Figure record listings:
● ● ●
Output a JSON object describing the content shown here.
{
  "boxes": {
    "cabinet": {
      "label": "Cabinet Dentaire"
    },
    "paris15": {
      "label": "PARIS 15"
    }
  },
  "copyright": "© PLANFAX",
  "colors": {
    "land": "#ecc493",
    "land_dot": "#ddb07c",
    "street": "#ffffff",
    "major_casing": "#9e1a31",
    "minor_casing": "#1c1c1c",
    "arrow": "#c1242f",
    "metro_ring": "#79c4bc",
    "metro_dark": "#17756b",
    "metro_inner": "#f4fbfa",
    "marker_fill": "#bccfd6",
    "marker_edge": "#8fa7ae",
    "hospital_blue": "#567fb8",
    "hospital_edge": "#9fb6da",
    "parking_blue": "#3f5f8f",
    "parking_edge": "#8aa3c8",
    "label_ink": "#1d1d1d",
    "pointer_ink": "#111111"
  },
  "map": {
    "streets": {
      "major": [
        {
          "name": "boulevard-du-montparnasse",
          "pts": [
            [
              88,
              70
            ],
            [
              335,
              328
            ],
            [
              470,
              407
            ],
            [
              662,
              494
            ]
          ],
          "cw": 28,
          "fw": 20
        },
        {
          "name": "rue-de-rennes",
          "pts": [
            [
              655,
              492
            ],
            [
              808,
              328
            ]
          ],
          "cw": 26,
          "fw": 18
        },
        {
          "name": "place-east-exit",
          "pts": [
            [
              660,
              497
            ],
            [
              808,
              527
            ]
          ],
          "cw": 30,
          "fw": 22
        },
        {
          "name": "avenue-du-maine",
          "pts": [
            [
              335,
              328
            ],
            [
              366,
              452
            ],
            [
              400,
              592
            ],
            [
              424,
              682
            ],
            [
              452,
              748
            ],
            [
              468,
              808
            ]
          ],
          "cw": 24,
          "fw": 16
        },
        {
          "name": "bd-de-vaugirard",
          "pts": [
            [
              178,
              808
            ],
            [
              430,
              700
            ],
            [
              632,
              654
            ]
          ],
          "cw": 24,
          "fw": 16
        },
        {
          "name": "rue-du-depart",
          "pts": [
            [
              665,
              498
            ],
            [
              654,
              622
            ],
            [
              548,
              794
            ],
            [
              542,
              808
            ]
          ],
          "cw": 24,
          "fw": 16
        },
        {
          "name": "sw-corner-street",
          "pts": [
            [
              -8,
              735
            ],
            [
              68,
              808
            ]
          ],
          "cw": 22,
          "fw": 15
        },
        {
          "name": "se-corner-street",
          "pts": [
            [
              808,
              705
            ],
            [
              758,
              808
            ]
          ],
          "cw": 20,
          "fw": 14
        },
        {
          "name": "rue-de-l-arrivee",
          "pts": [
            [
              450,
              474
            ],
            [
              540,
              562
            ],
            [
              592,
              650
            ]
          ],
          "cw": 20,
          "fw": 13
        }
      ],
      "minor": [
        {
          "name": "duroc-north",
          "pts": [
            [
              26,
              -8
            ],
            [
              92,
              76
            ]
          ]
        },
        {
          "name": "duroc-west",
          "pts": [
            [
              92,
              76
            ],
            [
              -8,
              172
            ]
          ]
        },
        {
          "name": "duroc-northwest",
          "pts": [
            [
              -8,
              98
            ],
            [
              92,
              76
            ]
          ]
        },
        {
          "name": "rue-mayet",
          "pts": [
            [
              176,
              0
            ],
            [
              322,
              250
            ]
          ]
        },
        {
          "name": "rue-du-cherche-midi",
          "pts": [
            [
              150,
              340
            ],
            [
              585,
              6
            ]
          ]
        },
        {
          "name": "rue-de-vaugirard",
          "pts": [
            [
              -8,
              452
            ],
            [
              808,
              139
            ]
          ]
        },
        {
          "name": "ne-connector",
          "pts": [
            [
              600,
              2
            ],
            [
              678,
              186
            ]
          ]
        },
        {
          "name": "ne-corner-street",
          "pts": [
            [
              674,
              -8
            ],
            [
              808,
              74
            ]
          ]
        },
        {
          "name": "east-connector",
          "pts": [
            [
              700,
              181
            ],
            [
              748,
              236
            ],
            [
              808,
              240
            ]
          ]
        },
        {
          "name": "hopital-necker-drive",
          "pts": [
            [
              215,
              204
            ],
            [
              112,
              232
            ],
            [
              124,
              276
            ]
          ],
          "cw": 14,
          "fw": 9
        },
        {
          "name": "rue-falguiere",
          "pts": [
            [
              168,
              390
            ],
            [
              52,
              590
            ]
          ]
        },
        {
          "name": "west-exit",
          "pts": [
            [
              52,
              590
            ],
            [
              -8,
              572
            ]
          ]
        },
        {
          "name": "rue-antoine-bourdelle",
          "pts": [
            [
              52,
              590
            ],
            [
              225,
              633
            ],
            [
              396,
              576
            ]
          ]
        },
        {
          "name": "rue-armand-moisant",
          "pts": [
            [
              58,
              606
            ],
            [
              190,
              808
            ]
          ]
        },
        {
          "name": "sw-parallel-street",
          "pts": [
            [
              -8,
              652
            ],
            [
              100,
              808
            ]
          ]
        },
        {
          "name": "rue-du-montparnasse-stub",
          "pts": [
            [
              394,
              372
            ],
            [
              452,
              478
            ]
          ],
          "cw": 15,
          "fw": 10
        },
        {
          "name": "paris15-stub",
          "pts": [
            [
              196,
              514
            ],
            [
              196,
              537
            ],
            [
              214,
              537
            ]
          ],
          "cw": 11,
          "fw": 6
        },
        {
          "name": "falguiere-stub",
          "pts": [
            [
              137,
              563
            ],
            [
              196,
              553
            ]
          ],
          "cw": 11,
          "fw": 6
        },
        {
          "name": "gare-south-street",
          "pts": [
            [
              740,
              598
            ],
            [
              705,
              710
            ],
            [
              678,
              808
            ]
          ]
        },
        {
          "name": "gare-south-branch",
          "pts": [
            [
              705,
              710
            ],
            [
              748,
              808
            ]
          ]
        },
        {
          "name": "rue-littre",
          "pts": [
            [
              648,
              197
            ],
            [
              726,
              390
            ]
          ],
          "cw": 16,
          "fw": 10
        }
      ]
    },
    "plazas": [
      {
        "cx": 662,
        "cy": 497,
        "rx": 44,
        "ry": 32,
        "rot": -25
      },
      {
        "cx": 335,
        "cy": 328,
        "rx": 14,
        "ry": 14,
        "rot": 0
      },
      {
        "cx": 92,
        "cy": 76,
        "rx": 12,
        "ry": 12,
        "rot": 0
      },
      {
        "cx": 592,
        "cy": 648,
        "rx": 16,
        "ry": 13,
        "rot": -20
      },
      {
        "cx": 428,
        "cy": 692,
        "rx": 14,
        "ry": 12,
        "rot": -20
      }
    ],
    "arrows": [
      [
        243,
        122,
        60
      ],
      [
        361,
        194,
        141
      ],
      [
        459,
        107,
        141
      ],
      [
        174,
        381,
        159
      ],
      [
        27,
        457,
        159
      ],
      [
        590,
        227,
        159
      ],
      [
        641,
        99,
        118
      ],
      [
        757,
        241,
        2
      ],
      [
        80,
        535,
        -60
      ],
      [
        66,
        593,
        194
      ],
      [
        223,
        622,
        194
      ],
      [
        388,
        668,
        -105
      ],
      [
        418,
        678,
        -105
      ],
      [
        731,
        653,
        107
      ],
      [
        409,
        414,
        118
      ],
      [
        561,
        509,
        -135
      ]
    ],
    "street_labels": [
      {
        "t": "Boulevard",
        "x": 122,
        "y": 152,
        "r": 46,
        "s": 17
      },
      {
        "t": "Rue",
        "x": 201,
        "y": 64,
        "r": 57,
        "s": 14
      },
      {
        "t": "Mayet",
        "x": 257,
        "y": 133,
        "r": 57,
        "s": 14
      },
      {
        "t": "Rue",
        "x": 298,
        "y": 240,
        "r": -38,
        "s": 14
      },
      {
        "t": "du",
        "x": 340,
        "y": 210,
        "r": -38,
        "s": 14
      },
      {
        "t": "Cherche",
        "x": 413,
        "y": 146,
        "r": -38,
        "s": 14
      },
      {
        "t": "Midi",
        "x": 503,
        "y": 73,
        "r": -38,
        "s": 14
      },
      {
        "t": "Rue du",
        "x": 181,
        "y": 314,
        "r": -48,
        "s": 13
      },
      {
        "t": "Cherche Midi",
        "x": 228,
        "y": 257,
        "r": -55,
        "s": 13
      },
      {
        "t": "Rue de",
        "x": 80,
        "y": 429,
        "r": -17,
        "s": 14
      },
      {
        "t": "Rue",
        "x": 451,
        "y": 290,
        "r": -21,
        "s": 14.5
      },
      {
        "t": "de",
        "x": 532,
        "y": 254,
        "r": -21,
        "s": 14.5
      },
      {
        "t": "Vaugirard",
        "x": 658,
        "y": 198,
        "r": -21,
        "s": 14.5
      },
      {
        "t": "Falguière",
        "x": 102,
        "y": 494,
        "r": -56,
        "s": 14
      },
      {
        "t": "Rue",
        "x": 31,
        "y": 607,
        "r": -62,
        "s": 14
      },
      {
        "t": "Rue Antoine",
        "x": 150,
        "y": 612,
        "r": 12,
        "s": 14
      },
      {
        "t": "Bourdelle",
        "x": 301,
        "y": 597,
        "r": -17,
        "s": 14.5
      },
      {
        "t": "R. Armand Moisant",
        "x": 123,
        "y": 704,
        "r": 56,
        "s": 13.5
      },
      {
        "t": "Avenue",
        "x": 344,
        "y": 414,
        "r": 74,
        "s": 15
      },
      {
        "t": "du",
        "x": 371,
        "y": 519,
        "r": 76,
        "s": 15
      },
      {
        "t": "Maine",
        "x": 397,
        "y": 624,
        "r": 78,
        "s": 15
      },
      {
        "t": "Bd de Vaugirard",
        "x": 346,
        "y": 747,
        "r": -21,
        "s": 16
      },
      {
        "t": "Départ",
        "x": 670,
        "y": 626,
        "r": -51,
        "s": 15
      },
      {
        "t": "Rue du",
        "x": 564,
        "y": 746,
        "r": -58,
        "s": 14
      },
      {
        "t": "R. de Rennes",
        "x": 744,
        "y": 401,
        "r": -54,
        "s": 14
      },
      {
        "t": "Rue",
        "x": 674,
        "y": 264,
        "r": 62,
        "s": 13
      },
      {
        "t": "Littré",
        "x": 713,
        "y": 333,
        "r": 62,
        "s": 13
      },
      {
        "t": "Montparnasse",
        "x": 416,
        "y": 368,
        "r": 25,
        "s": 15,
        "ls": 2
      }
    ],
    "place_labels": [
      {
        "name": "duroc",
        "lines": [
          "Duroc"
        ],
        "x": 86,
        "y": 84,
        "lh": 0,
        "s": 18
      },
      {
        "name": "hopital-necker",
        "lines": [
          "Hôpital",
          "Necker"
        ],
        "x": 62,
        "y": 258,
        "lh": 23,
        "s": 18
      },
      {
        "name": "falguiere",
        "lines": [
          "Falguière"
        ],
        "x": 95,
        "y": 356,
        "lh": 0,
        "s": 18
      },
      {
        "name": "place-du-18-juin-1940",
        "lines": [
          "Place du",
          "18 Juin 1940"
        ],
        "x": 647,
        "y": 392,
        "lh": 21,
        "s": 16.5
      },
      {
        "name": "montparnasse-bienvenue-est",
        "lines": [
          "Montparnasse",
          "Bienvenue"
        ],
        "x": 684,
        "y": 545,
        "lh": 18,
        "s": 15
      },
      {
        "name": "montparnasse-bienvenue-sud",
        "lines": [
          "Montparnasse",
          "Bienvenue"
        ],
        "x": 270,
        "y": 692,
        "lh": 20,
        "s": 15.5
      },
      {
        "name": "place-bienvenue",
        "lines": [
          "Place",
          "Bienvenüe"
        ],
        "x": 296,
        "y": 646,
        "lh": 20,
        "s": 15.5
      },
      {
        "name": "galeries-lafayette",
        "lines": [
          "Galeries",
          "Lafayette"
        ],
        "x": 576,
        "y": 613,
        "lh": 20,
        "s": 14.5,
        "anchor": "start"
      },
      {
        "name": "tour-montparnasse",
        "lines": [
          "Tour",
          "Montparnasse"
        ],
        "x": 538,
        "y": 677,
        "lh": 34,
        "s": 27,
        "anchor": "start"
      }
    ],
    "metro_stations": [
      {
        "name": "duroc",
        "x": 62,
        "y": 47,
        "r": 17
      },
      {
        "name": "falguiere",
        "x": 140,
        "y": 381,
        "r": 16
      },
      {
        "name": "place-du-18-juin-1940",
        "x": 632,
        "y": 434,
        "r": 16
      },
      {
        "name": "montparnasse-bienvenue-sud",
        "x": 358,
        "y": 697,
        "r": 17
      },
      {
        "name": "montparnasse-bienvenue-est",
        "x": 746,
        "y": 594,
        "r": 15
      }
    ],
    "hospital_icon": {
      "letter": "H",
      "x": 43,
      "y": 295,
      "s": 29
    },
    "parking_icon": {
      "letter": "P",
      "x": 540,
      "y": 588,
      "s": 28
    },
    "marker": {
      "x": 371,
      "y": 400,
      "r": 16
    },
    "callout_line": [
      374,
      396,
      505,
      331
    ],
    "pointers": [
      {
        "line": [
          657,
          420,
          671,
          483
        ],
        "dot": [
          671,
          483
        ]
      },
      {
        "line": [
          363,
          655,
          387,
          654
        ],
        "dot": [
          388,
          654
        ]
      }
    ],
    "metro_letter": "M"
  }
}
● ● ●
:: Exercise requirements ::
In the listing above, find the lines holding the word "gare" and copy them.

:: Completed task ::
          "name": "gare-south-street",
          "name": "gare-south-branch",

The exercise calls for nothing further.